Repeat the records below exactly, leaving out every picture.

— Start Material to process —

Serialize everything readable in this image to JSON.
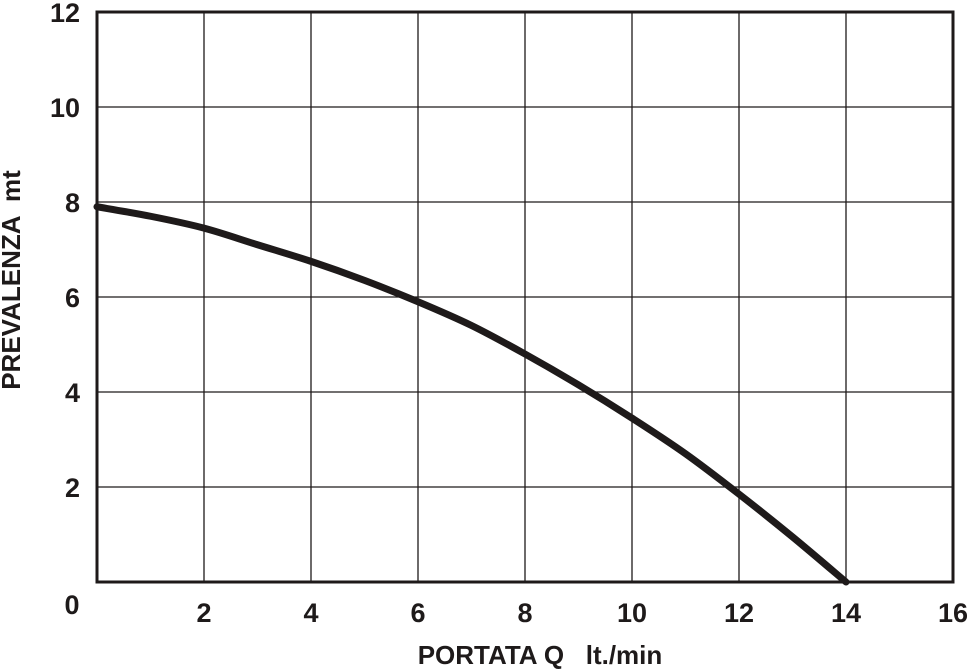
{
  "chart_data": {
    "type": "line",
    "xlabel": "PORTATA Q   lt./min",
    "ylabel": "PREVALENZA  mt",
    "xlim": [
      0,
      16
    ],
    "ylim": [
      0,
      12
    ],
    "x_ticks": [
      "0",
      "2",
      "4",
      "6",
      "8",
      "10",
      "12",
      "14",
      "16"
    ],
    "y_ticks": [
      "2",
      "4",
      "6",
      "8",
      "10",
      "12"
    ],
    "grid": true,
    "series": [
      {
        "x": [
          0,
          1,
          2,
          3,
          4,
          5,
          6,
          7,
          8,
          9,
          10,
          11,
          12,
          13,
          14
        ],
        "y": [
          7.9,
          7.7,
          7.45,
          7.1,
          6.75,
          6.35,
          5.9,
          5.4,
          4.8,
          4.15,
          3.45,
          2.7,
          1.85,
          0.95,
          0
        ]
      }
    ]
  }
}
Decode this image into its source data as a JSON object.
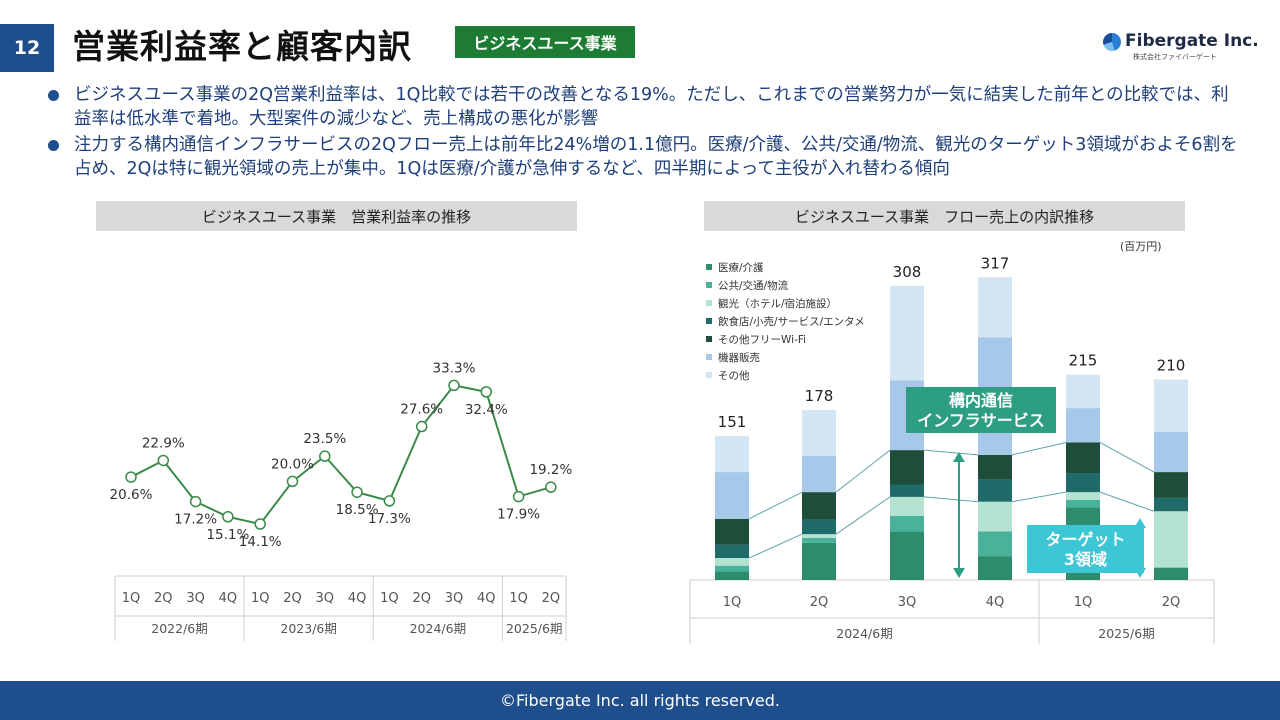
{
  "header": {
    "page_number": "12",
    "title": "営業利益率と顧客内訳",
    "badge": "ビジネスユース事業",
    "logo_text": "Fibergate Inc.",
    "logo_sub": "株式会社ファイバーゲート"
  },
  "bullets": [
    "ビジネスユース事業の2Q営業利益率は、1Q比較では若干の改善となる19%。ただし、これまでの営業努力が一気に結実した前年との比較では、利益率は低水準で着地。大型案件の減少など、売上構成の悪化が影響",
    "注力する構内通信インフラサービスの2Qフロー売上は前年比24%増の1.1億円。医療/介護、公共/交通/物流、観光のターゲット3領域がおよそ6割を占め、2Qは特に観光領域の売上が集中。1Qは医療/介護が急伸するなど、四半期によって主役が入れ替わる傾向"
  ],
  "colors": {
    "brand": "#1f4e8c",
    "badge": "#1e7b34",
    "line": "#3b8a4a",
    "callout_green": "#2e9e82",
    "callout_teal": "#3cc6d6"
  },
  "footer": "©Fibergate Inc. all rights reserved.",
  "chart_data": [
    {
      "type": "line",
      "title": "ビジネスユース事業　営業利益率の推移",
      "categories": [
        "1Q",
        "2Q",
        "3Q",
        "4Q",
        "1Q",
        "2Q",
        "3Q",
        "4Q",
        "1Q",
        "2Q",
        "3Q",
        "4Q",
        "1Q",
        "2Q"
      ],
      "groups": [
        {
          "label": "2022/6期",
          "count": 4
        },
        {
          "label": "2023/6期",
          "count": 4
        },
        {
          "label": "2024/6期",
          "count": 4
        },
        {
          "label": "2025/6期",
          "count": 2
        }
      ],
      "values": [
        20.6,
        22.9,
        17.2,
        15.1,
        14.1,
        20.0,
        23.5,
        18.5,
        17.3,
        27.6,
        33.3,
        32.4,
        17.9,
        19.2
      ],
      "data_labels": [
        "20.6%",
        "22.9%",
        "17.2%",
        "15.1%",
        "14.1%",
        "20.0%",
        "23.5%",
        "18.5%",
        "17.3%",
        "27.6%",
        "33.3%",
        "32.4%",
        "17.9%",
        "19.2%"
      ],
      "label_position": [
        "below",
        "above",
        "below",
        "below",
        "below",
        "above",
        "above",
        "below",
        "below",
        "above",
        "above",
        "below",
        "below",
        "above"
      ]
    },
    {
      "type": "bar",
      "stacked": true,
      "title": "ビジネスユース事業　フロー売上の内訳推移",
      "unit": "(百万円)",
      "categories": [
        "1Q",
        "2Q",
        "3Q",
        "4Q",
        "1Q",
        "2Q"
      ],
      "groups": [
        {
          "label": "2024/6期",
          "count": 4
        },
        {
          "label": "2025/6期",
          "count": 2
        }
      ],
      "totals": [
        151,
        178,
        308,
        317,
        215,
        210
      ],
      "series": [
        {
          "name": "医療/介護",
          "color": "#2e8b6e",
          "values": [
            9,
            39,
            51,
            25,
            76,
            13
          ]
        },
        {
          "name": "公共/交通/物流",
          "color": "#48b39a",
          "values": [
            6,
            5,
            16,
            26,
            8,
            0
          ]
        },
        {
          "name": "観光（ホテル/宿泊施設）",
          "color": "#b5e3d2",
          "values": [
            8,
            4,
            20,
            31,
            8,
            59
          ]
        },
        {
          "name": "飲食店/小売/サービス/エンタメ",
          "color": "#1f6b6a",
          "values": [
            14,
            15,
            13,
            23,
            20,
            14
          ]
        },
        {
          "name": "その他フリーWi-Fi",
          "color": "#1e4d3a",
          "values": [
            27,
            29,
            36,
            26,
            32,
            27
          ]
        },
        {
          "name": "機器販売",
          "color": "#a7c8e8",
          "values": [
            49,
            38,
            73,
            123,
            36,
            42
          ]
        },
        {
          "name": "その他",
          "color": "#d4e6f4",
          "values": [
            38,
            48,
            99,
            63,
            35,
            55
          ]
        }
      ],
      "callouts": [
        "構内通信\nインフラサービス",
        "ターゲット\n3領域"
      ]
    }
  ]
}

— End Material to process —

◆ Result ◆
Serialize everything readable in this image to JSON.
{
  "chart_data": {
    "type": "line",
    "xlabel": "PORTATA Q   lt./min",
    "ylabel": "PREVALENZA  mt",
    "xlim": [
      0,
      16
    ],
    "ylim": [
      0,
      12
    ],
    "x_ticks": [
      "0",
      "2",
      "4",
      "6",
      "8",
      "10",
      "12",
      "14",
      "16"
    ],
    "y_ticks": [
      "2",
      "4",
      "6",
      "8",
      "10",
      "12"
    ],
    "grid": true,
    "series": [
      {
        "x": [
          0,
          1,
          2,
          3,
          4,
          5,
          6,
          7,
          8,
          9,
          10,
          11,
          12,
          13,
          14
        ],
        "y": [
          7.9,
          7.7,
          7.45,
          7.1,
          6.75,
          6.35,
          5.9,
          5.4,
          4.8,
          4.15,
          3.45,
          2.7,
          1.85,
          0.95,
          0
        ]
      }
    ]
  }
}
Decode this image into its source data as a JSON object.
{
  "header": {
    "page_number": "12",
    "title": "営業利益率と顧客内訳",
    "badge": "ビジネスユース事業",
    "logo_text": "Fibergate Inc.",
    "logo_sub": "株式会社ファイバーゲート"
  },
  "bullets": [
    "ビジネスユース事業の2Q営業利益率は、1Q比較では若干の改善となる19%。ただし、これまでの営業努力が一気に結実した前年との比較では、利益率は低水準で着地。大型案件の減少など、売上構成の悪化が影響",
    "注力する構内通信インフラサービスの2Qフロー売上は前年比24%増の1.1億円。医療/介護、公共/交通/物流、観光のターゲット3領域がおよそ6割を占め、2Qは特に観光領域の売上が集中。1Qは医療/介護が急伸するなど、四半期によって主役が入れ替わる傾向"
  ],
  "colors": {
    "brand": "#1f4e8c",
    "badge": "#1e7b34",
    "line": "#3b8a4a",
    "callout_green": "#2e9e82",
    "callout_teal": "#3cc6d6"
  },
  "footer": "©Fibergate Inc. all rights reserved.",
  "chart_data": [
    {
      "type": "line",
      "title": "ビジネスユース事業　営業利益率の推移",
      "categories": [
        "1Q",
        "2Q",
        "3Q",
        "4Q",
        "1Q",
        "2Q",
        "3Q",
        "4Q",
        "1Q",
        "2Q",
        "3Q",
        "4Q",
        "1Q",
        "2Q"
      ],
      "groups": [
        {
          "label": "2022/6期",
          "count": 4
        },
        {
          "label": "2023/6期",
          "count": 4
        },
        {
          "label": "2024/6期",
          "count": 4
        },
        {
          "label": "2025/6期",
          "count": 2
        }
      ],
      "values": [
        20.6,
        22.9,
        17.2,
        15.1,
        14.1,
        20.0,
        23.5,
        18.5,
        17.3,
        27.6,
        33.3,
        32.4,
        17.9,
        19.2
      ],
      "data_labels": [
        "20.6%",
        "22.9%",
        "17.2%",
        "15.1%",
        "14.1%",
        "20.0%",
        "23.5%",
        "18.5%",
        "17.3%",
        "27.6%",
        "33.3%",
        "32.4%",
        "17.9%",
        "19.2%"
      ],
      "label_position": [
        "below",
        "above",
        "below",
        "below",
        "below",
        "above",
        "above",
        "below",
        "below",
        "above",
        "above",
        "below",
        "below",
        "above"
      ]
    },
    {
      "type": "bar",
      "stacked": true,
      "title": "ビジネスユース事業　フロー売上の内訳推移",
      "unit": "(百万円)",
      "categories": [
        "1Q",
        "2Q",
        "3Q",
        "4Q",
        "1Q",
        "2Q"
      ],
      "groups": [
        {
          "label": "2024/6期",
          "count": 4
        },
        {
          "label": "2025/6期",
          "count": 2
        }
      ],
      "totals": [
        151,
        178,
        308,
        317,
        215,
        210
      ],
      "series": [
        {
          "name": "医療/介護",
          "color": "#2e8b6e",
          "values": [
            9,
            39,
            51,
            25,
            76,
            13
          ]
        },
        {
          "name": "公共/交通/物流",
          "color": "#48b39a",
          "values": [
            6,
            5,
            16,
            26,
            8,
            0
          ]
        },
        {
          "name": "観光（ホテル/宿泊施設）",
          "color": "#b5e3d2",
          "values": [
            8,
            4,
            20,
            31,
            8,
            59
          ]
        },
        {
          "name": "飲食店/小売/サービス/エンタメ",
          "color": "#1f6b6a",
          "values": [
            14,
            15,
            13,
            23,
            20,
            14
          ]
        },
        {
          "name": "その他フリーWi-Fi",
          "color": "#1e4d3a",
          "values": [
            27,
            29,
            36,
            26,
            32,
            27
          ]
        },
        {
          "name": "機器販売",
          "color": "#a7c8e8",
          "values": [
            49,
            38,
            73,
            123,
            36,
            42
          ]
        },
        {
          "name": "その他",
          "color": "#d4e6f4",
          "values": [
            38,
            48,
            99,
            63,
            35,
            55
          ]
        }
      ],
      "callouts": [
        "構内通信\nインフラサービス",
        "ターゲット\n3領域"
      ]
    }
  ]
}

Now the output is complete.